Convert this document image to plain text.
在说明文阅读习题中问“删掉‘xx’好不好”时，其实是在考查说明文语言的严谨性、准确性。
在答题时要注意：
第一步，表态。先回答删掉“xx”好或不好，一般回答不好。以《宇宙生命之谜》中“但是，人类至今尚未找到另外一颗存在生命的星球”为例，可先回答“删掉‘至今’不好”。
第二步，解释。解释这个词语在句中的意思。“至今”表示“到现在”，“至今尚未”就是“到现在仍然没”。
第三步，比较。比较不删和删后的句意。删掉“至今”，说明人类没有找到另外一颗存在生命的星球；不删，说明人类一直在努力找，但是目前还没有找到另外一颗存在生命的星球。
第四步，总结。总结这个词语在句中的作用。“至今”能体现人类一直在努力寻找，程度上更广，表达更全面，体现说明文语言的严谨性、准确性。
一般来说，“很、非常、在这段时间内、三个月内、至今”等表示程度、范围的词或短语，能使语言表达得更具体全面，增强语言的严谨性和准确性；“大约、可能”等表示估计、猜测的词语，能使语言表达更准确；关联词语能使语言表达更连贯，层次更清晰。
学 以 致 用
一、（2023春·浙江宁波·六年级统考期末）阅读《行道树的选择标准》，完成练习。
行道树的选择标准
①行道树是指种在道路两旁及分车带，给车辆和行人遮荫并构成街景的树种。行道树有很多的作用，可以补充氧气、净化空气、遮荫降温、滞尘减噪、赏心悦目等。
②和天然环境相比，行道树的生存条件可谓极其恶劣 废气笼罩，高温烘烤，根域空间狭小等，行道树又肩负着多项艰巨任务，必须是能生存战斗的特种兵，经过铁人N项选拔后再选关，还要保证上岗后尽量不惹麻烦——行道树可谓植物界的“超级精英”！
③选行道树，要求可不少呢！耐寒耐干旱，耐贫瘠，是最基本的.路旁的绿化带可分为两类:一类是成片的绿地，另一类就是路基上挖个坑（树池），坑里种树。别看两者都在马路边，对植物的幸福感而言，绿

---

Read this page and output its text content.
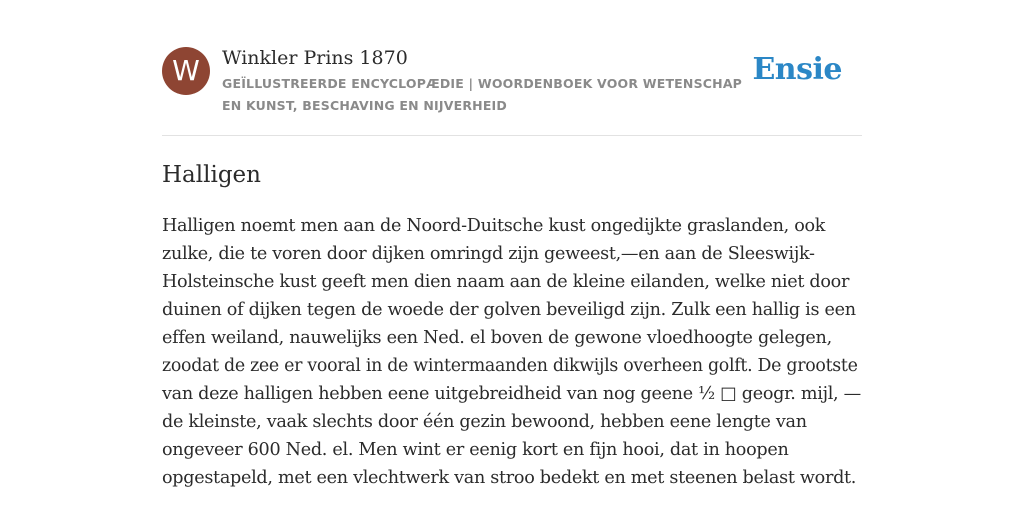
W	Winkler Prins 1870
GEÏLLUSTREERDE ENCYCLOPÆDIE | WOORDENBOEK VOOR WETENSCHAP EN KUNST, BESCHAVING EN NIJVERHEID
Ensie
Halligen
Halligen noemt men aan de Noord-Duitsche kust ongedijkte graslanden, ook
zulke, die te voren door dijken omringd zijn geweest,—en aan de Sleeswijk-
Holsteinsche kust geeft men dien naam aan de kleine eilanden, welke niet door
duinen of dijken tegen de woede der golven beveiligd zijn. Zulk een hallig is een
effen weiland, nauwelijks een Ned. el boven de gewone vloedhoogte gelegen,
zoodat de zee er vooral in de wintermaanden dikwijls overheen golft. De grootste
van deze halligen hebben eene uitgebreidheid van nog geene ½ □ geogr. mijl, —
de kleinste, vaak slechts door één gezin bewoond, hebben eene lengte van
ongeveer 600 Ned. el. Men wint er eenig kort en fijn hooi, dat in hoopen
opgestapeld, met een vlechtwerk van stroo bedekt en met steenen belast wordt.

* * *

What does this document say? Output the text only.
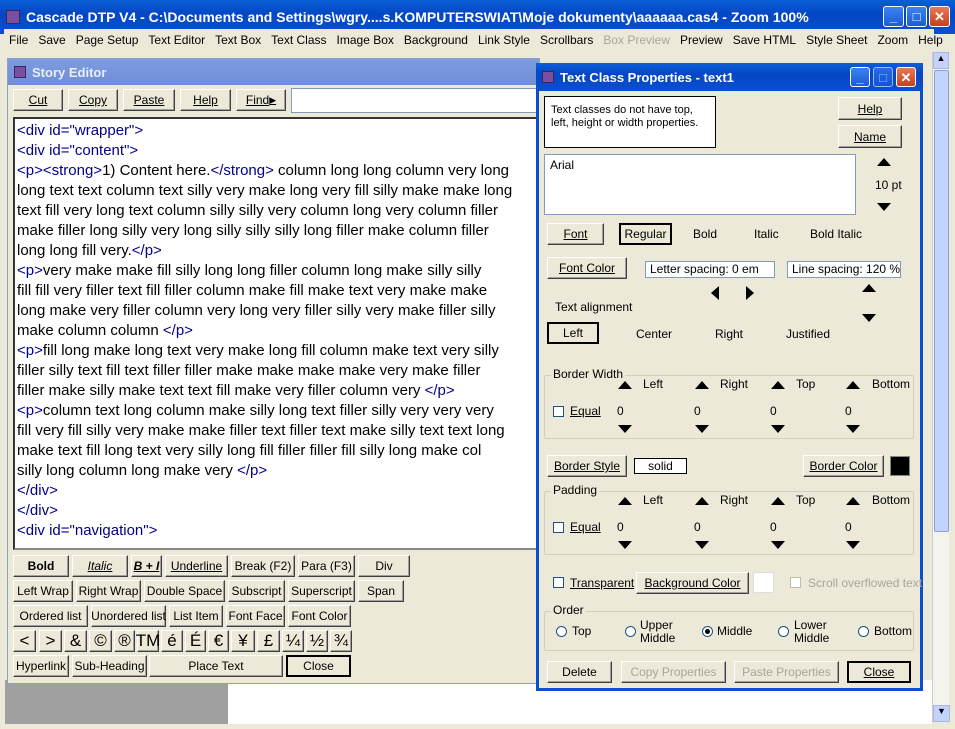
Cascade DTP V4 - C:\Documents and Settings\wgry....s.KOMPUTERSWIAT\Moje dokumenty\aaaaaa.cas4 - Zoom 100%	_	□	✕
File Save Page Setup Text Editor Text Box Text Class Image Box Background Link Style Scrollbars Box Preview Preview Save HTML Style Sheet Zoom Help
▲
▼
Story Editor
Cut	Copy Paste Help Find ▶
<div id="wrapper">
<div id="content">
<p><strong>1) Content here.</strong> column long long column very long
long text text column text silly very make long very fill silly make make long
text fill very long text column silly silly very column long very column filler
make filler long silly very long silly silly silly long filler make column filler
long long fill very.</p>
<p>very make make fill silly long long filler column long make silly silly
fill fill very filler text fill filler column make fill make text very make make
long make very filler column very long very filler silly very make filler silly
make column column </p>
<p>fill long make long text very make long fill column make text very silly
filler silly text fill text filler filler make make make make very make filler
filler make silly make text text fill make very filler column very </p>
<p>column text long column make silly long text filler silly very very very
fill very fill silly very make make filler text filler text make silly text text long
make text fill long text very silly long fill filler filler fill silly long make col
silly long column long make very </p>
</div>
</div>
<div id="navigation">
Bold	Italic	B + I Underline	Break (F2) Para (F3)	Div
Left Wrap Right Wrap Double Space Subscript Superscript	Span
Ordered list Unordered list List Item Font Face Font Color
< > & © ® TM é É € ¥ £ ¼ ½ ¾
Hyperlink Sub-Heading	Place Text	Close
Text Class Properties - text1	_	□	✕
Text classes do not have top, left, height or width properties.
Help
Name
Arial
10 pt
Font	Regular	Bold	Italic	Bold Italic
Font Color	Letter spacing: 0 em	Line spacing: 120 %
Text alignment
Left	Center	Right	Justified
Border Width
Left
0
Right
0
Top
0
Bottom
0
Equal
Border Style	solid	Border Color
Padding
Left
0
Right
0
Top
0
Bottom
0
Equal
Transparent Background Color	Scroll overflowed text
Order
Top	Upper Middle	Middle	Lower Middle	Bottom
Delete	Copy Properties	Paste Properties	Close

Exercise instructions
Go through the entries and return each line where the word "hebben" appears.

Task solution
van deze halligen hebben eene uitgebreidheid van nog geene ½ □ geogr. mijl, —
de kleinste, vaak slechts door één gezin bewoond, hebben eene lengte van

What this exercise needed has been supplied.